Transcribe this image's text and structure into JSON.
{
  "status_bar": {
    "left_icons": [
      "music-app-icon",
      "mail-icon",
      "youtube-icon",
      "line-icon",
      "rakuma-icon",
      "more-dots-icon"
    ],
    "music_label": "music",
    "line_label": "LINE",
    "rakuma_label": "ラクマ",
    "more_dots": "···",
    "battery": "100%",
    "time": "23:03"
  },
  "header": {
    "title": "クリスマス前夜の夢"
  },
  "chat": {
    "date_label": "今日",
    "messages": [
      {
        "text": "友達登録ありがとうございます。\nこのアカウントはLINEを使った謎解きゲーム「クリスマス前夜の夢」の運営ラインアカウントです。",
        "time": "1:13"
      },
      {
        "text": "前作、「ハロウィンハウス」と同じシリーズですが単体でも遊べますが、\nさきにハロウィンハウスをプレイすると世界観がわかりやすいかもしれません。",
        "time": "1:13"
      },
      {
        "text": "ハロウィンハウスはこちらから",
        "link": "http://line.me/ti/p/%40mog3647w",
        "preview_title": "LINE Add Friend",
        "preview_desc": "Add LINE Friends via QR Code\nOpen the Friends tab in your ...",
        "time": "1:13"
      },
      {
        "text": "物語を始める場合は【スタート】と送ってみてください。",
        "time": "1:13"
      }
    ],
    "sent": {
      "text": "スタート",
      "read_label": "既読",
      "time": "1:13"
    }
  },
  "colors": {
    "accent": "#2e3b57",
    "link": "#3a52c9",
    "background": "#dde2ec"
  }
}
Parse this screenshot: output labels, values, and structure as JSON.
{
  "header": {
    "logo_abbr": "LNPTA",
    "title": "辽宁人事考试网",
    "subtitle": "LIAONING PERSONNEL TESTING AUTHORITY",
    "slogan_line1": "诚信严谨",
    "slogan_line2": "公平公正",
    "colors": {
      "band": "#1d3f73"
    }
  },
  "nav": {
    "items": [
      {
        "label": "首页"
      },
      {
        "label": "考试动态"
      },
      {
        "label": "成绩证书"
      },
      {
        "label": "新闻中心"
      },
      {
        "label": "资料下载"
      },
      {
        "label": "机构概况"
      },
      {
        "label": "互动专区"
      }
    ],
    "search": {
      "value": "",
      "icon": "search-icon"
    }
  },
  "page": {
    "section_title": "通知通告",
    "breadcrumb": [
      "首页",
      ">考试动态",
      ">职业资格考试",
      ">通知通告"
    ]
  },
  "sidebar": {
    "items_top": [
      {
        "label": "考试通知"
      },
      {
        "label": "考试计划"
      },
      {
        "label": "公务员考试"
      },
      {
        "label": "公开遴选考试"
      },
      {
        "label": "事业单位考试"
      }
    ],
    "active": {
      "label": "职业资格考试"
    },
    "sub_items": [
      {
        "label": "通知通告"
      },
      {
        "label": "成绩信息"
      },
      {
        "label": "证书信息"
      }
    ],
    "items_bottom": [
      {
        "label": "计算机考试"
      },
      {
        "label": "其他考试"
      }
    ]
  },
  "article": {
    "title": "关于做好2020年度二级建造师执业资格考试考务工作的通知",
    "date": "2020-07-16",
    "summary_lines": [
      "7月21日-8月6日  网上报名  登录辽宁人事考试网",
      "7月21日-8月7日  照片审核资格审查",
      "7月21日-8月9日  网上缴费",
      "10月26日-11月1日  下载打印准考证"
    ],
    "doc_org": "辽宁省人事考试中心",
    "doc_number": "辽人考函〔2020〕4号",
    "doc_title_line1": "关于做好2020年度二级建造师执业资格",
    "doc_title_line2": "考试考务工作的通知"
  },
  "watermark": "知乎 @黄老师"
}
|---|
# Aim of the task
Quote each line of the data above exactly as written.

# Result of this task
Transcribe this image's text and structure into JSON.
{
  "status_bar": {
    "left_icons": [
      "music-app-icon",
      "mail-icon",
      "youtube-icon",
      "line-icon",
      "rakuma-icon",
      "more-dots-icon"
    ],
    "music_label": "music",
    "line_label": "LINE",
    "rakuma_label": "ラクマ",
    "more_dots": "···",
    "battery": "100%",
    "time": "23:03"
  },
  "header": {
    "title": "クリスマス前夜の夢"
  },
  "chat": {
    "date_label": "今日",
    "messages": [
      {
        "text": "友達登録ありがとうございます。\nこのアカウントはLINEを使った謎解きゲーム「クリスマス前夜の夢」の運営ラインアカウントです。",
        "time": "1:13"
      },
      {
        "text": "前作、「ハロウィンハウス」と同じシリーズですが単体でも遊べますが、\nさきにハロウィンハウスをプレイすると世界観がわかりやすいかもしれません。",
        "time": "1:13"
      },
      {
        "text": "ハロウィンハウスはこちらから",
        "link": "http://line.me/ti/p/%40mog3647w",
        "preview_title": "LINE Add Friend",
        "preview_desc": "Add LINE Friends via QR Code\nOpen the Friends tab in your ...",
        "time": "1:13"
      },
      {
        "text": "物語を始める場合は【スタート】と送ってみてください。",
        "time": "1:13"
      }
    ],
    "sent": {
      "text": "スタート",
      "read_label": "既読",
      "time": "1:13"
    }
  },
  "colors": {
    "accent": "#2e3b57",
    "link": "#3a52c9",
    "background": "#dde2ec"
  }
}
Parse this screenshot: output labels, values, and structure as JSON.
{
  "header": {
    "logo_abbr": "LNPTA",
    "title": "辽宁人事考试网",
    "subtitle": "LIAONING PERSONNEL TESTING AUTHORITY",
    "slogan_line1": "诚信严谨",
    "slogan_line2": "公平公正",
    "colors": {
      "band": "#1d3f73"
    }
  },
  "nav": {
    "items": [
      {
        "label": "首页"
      },
      {
        "label": "考试动态"
      },
      {
        "label": "成绩证书"
      },
      {
        "label": "新闻中心"
      },
      {
        "label": "资料下载"
      },
      {
        "label": "机构概况"
      },
      {
        "label": "互动专区"
      }
    ],
    "search": {
      "value": "",
      "icon": "search-icon"
    }
  },
  "page": {
    "section_title": "通知通告",
    "breadcrumb": [
      "首页",
      ">考试动态",
      ">职业资格考试",
      ">通知通告"
    ]
  },
  "sidebar": {
    "items_top": [
      {
        "label": "考试通知"
      },
      {
        "label": "考试计划"
      },
      {
        "label": "公务员考试"
      },
      {
        "label": "公开遴选考试"
      },
      {
        "label": "事业单位考试"
      }
    ],
    "active": {
      "label": "职业资格考试"
    },
    "sub_items": [
      {
        "label": "通知通告"
      },
      {
        "label": "成绩信息"
      },
      {
        "label": "证书信息"
      }
    ],
    "items_bottom": [
      {
        "label": "计算机考试"
      },
      {
        "label": "其他考试"
      }
    ]
  },
  "article": {
    "title": "关于做好2020年度二级建造师执业资格考试考务工作的通知",
    "date": "2020-07-16",
    "summary_lines": [
      "7月21日-8月6日  网上报名  登录辽宁人事考试网",
      "7月21日-8月7日  照片审核资格审查",
      "7月21日-8月9日  网上缴费",
      "10月26日-11月1日  下载打印准考证"
    ],
    "doc_org": "辽宁省人事考试中心",
    "doc_number": "辽人考函〔2020〕4号",
    "doc_title_line1": "关于做好2020年度二级建造师执业资格",
    "doc_title_line2": "考试考务工作的通知"
  },
  "watermark": "知乎 @黄老师"
}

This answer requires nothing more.